=== Records for the task ===
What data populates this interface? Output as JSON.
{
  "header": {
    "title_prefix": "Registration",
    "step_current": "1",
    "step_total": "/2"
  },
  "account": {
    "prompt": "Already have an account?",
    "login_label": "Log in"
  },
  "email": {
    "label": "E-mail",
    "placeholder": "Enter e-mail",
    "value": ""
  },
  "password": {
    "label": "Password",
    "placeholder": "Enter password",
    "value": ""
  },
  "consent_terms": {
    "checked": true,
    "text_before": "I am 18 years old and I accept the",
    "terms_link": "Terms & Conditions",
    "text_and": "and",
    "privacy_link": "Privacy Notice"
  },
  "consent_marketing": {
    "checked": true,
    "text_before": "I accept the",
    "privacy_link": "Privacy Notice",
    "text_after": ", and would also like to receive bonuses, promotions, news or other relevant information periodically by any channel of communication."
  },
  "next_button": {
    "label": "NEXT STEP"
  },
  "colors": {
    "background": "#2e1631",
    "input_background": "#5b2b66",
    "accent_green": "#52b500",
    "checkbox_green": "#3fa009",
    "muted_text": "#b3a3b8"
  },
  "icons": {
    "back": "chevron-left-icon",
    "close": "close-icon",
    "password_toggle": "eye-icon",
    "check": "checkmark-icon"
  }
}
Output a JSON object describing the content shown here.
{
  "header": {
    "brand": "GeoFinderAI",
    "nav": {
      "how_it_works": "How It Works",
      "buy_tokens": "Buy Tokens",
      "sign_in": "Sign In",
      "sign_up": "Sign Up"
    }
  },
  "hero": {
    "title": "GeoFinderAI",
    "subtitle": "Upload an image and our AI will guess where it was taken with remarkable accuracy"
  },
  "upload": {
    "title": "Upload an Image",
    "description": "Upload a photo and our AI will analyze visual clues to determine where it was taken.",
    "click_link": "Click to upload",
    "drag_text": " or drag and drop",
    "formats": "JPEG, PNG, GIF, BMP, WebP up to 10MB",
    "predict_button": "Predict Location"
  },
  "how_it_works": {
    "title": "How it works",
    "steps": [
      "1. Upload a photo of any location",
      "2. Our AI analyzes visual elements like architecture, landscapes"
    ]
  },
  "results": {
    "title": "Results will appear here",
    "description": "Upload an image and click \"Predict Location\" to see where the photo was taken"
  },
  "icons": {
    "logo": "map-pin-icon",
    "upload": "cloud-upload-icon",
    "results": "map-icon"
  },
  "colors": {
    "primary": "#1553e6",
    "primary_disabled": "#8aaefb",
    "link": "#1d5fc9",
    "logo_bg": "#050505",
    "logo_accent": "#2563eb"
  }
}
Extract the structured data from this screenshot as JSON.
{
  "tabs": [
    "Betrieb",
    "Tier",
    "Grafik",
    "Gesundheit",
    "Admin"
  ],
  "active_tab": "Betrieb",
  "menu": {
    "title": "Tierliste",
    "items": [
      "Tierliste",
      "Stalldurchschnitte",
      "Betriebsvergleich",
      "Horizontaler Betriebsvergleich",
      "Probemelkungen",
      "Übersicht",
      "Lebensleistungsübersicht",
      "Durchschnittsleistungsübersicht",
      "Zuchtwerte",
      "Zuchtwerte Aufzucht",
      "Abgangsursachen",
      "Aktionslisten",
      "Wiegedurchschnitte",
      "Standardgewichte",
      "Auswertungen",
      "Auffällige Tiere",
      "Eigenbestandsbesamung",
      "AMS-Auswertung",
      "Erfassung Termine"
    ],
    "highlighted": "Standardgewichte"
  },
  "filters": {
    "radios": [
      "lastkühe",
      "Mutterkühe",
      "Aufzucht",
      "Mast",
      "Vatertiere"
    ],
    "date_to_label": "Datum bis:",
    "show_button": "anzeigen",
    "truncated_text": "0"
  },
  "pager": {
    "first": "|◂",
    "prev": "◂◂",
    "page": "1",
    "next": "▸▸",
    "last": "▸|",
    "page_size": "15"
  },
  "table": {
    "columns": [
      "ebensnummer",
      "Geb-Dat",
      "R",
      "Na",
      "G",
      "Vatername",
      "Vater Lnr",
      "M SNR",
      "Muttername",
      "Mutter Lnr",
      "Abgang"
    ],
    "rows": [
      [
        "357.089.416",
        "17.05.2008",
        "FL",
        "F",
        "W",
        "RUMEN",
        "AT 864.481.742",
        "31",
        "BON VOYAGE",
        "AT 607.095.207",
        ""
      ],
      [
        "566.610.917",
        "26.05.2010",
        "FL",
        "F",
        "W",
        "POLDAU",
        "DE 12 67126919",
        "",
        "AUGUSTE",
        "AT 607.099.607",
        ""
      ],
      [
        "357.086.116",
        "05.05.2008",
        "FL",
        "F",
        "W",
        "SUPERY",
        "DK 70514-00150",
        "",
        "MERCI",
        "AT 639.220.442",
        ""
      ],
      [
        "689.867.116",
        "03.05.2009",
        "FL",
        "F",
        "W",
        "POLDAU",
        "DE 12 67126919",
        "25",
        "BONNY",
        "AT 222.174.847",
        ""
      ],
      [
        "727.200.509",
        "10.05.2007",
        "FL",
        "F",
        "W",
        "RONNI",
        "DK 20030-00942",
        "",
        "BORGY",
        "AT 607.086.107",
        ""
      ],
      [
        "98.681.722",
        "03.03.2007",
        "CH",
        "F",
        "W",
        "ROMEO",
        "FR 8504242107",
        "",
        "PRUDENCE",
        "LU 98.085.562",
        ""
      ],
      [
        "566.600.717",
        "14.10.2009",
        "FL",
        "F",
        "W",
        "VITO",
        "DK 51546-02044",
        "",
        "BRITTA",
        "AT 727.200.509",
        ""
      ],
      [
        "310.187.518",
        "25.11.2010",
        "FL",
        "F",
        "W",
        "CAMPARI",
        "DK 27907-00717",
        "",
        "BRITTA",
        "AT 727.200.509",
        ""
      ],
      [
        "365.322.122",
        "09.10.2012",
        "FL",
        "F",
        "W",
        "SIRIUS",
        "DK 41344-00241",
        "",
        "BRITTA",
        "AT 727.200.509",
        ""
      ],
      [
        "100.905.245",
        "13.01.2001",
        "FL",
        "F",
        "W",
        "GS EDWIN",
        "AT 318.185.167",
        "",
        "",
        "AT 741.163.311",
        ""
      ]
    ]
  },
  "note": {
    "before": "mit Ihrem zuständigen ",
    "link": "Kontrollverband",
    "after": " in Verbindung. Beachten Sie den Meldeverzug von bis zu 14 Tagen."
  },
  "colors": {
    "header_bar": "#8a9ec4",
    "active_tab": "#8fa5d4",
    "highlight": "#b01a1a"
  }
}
===
* **Instructions for the task**
Write every entry out again exactly.

* **Completed exercise**
What data populates this interface? Output as JSON.
{
  "header": {
    "title_prefix": "Registration",
    "step_current": "1",
    "step_total": "/2"
  },
  "account": {
    "prompt": "Already have an account?",
    "login_label": "Log in"
  },
  "email": {
    "label": "E-mail",
    "placeholder": "Enter e-mail",
    "value": ""
  },
  "password": {
    "label": "Password",
    "placeholder": "Enter password",
    "value": ""
  },
  "consent_terms": {
    "checked": true,
    "text_before": "I am 18 years old and I accept the",
    "terms_link": "Terms & Conditions",
    "text_and": "and",
    "privacy_link": "Privacy Notice"
  },
  "consent_marketing": {
    "checked": true,
    "text_before": "I accept the",
    "privacy_link": "Privacy Notice",
    "text_after": ", and would also like to receive bonuses, promotions, news or other relevant information periodically by any channel of communication."
  },
  "next_button": {
    "label": "NEXT STEP"
  },
  "colors": {
    "background": "#2e1631",
    "input_background": "#5b2b66",
    "accent_green": "#52b500",
    "checkbox_green": "#3fa009",
    "muted_text": "#b3a3b8"
  },
  "icons": {
    "back": "chevron-left-icon",
    "close": "close-icon",
    "password_toggle": "eye-icon",
    "check": "checkmark-icon"
  }
}
Output a JSON object describing the content shown here.
{
  "header": {
    "brand": "GeoFinderAI",
    "nav": {
      "how_it_works": "How It Works",
      "buy_tokens": "Buy Tokens",
      "sign_in": "Sign In",
      "sign_up": "Sign Up"
    }
  },
  "hero": {
    "title": "GeoFinderAI",
    "subtitle": "Upload an image and our AI will guess where it was taken with remarkable accuracy"
  },
  "upload": {
    "title": "Upload an Image",
    "description": "Upload a photo and our AI will analyze visual clues to determine where it was taken.",
    "click_link": "Click to upload",
    "drag_text": " or drag and drop",
    "formats": "JPEG, PNG, GIF, BMP, WebP up to 10MB",
    "predict_button": "Predict Location"
  },
  "how_it_works": {
    "title": "How it works",
    "steps": [
      "1. Upload a photo of any location",
      "2. Our AI analyzes visual elements like architecture, landscapes"
    ]
  },
  "results": {
    "title": "Results will appear here",
    "description": "Upload an image and click \"Predict Location\" to see where the photo was taken"
  },
  "icons": {
    "logo": "map-pin-icon",
    "upload": "cloud-upload-icon",
    "results": "map-icon"
  },
  "colors": {
    "primary": "#1553e6",
    "primary_disabled": "#8aaefb",
    "link": "#1d5fc9",
    "logo_bg": "#050505",
    "logo_accent": "#2563eb"
  }
}
Extract the structured data from this screenshot as JSON.
{
  "tabs": [
    "Betrieb",
    "Tier",
    "Grafik",
    "Gesundheit",
    "Admin"
  ],
  "active_tab": "Betrieb",
  "menu": {
    "title": "Tierliste",
    "items": [
      "Tierliste",
      "Stalldurchschnitte",
      "Betriebsvergleich",
      "Horizontaler Betriebsvergleich",
      "Probemelkungen",
      "Übersicht",
      "Lebensleistungsübersicht",
      "Durchschnittsleistungsübersicht",
      "Zuchtwerte",
      "Zuchtwerte Aufzucht",
      "Abgangsursachen",
      "Aktionslisten",
      "Wiegedurchschnitte",
      "Standardgewichte",
      "Auswertungen",
      "Auffällige Tiere",
      "Eigenbestandsbesamung",
      "AMS-Auswertung",
      "Erfassung Termine"
    ],
    "highlighted": "Standardgewichte"
  },
  "filters": {
    "radios": [
      "lastkühe",
      "Mutterkühe",
      "Aufzucht",
      "Mast",
      "Vatertiere"
    ],
    "date_to_label": "Datum bis:",
    "show_button": "anzeigen",
    "truncated_text": "0"
  },
  "pager": {
    "first": "|◂",
    "prev": "◂◂",
    "page": "1",
    "next": "▸▸",
    "last": "▸|",
    "page_size": "15"
  },
  "table": {
    "columns": [
      "ebensnummer",
      "Geb-Dat",
      "R",
      "Na",
      "G",
      "Vatername",
      "Vater Lnr",
      "M SNR",
      "Muttername",
      "Mutter Lnr",
      "Abgang"
    ],
    "rows": [
      [
        "357.089.416",
        "17.05.2008",
        "FL",
        "F",
        "W",
        "RUMEN",
        "AT 864.481.742",
        "31",
        "BON VOYAGE",
        "AT 607.095.207",
        ""
      ],
      [
        "566.610.917",
        "26.05.2010",
        "FL",
        "F",
        "W",
        "POLDAU",
        "DE 12 67126919",
        "",
        "AUGUSTE",
        "AT 607.099.607",
        ""
      ],
      [
        "357.086.116",
        "05.05.2008",
        "FL",
        "F",
        "W",
        "SUPERY",
        "DK 70514-00150",
        "",
        "MERCI",
        "AT 639.220.442",
        ""
      ],
      [
        "689.867.116",
        "03.05.2009",
        "FL",
        "F",
        "W",
        "POLDAU",
        "DE 12 67126919",
        "25",
        "BONNY",
        "AT 222.174.847",
        ""
      ],
      [
        "727.200.509",
        "10.05.2007",
        "FL",
        "F",
        "W",
        "RONNI",
        "DK 20030-00942",
        "",
        "BORGY",
        "AT 607.086.107",
        ""
      ],
      [
        "98.681.722",
        "03.03.2007",
        "CH",
        "F",
        "W",
        "ROMEO",
        "FR 8504242107",
        "",
        "PRUDENCE",
        "LU 98.085.562",
        ""
      ],
      [
        "566.600.717",
        "14.10.2009",
        "FL",
        "F",
        "W",
        "VITO",
        "DK 51546-02044",
        "",
        "BRITTA",
        "AT 727.200.509",
        ""
      ],
      [
        "310.187.518",
        "25.11.2010",
        "FL",
        "F",
        "W",
        "CAMPARI",
        "DK 27907-00717",
        "",
        "BRITTA",
        "AT 727.200.509",
        ""
      ],
      [
        "365.322.122",
        "09.10.2012",
        "FL",
        "F",
        "W",
        "SIRIUS",
        "DK 41344-00241",
        "",
        "BRITTA",
        "AT 727.200.509",
        ""
      ],
      [
        "100.905.245",
        "13.01.2001",
        "FL",
        "F",
        "W",
        "GS EDWIN",
        "AT 318.185.167",
        "",
        "",
        "AT 741.163.311",
        ""
      ]
    ]
  },
  "note": {
    "before": "mit Ihrem zuständigen ",
    "link": "Kontrollverband",
    "after": " in Verbindung. Beachten Sie den Meldeverzug von bis zu 14 Tagen."
  },
  "colors": {
    "header_bar": "#8a9ec4",
    "active_tab": "#8fa5d4",
    "highlight": "#b01a1a"
  }
}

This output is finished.